Return the lines below that carry the word "name".

:: DATA SHOWN ::

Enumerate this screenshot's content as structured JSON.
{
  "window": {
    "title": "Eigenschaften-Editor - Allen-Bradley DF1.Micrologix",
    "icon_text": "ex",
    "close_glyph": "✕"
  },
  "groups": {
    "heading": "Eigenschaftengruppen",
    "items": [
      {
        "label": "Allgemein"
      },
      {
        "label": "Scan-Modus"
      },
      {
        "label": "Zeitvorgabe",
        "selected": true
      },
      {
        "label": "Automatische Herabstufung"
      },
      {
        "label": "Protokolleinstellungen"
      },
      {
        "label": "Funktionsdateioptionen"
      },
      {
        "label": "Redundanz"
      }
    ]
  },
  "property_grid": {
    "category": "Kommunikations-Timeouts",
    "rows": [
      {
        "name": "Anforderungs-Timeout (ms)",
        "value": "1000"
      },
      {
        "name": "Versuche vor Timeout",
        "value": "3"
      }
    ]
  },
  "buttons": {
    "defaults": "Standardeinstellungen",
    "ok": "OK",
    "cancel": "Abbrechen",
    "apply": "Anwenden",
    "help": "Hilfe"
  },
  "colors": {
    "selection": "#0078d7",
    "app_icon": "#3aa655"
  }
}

:::

■ **RESPONSE TO THE EXERCISE**
        "name": "Anforderungs-Timeout (ms)",
        "name": "Versuche vor Timeout",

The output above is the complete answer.